Directions ->
Pick out each line containing the string "semi".

Data excerpts ->
┌──

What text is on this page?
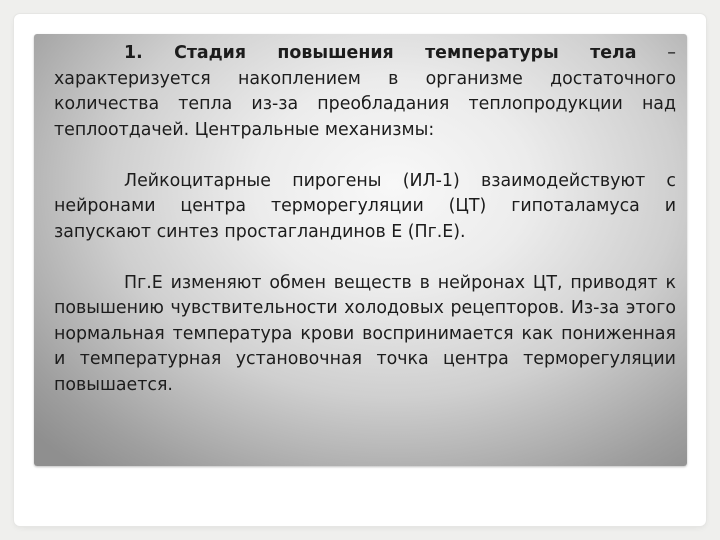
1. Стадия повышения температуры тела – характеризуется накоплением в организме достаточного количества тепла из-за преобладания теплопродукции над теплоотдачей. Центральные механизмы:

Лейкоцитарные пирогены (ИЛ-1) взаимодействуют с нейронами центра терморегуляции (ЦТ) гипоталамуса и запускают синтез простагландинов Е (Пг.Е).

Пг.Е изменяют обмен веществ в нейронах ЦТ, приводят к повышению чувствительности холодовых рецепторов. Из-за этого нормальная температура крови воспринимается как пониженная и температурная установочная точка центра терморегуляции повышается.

└──
┌──

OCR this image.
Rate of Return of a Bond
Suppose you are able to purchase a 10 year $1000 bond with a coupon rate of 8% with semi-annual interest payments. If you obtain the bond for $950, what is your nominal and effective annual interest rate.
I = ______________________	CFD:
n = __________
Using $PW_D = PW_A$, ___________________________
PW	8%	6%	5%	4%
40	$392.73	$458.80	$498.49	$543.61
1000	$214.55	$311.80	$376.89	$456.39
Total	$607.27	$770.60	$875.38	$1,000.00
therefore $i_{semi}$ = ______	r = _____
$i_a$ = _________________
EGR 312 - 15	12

└──

Complete answer ->
Suppose you are able to purchase a 10 year $1000 bond with a coupon rate of 8% with semi-annual interest payments. If you obtain the bond for $950, what is your nominal and effective annual interest rate.
therefore $i_{semi}$ = ______	r = _____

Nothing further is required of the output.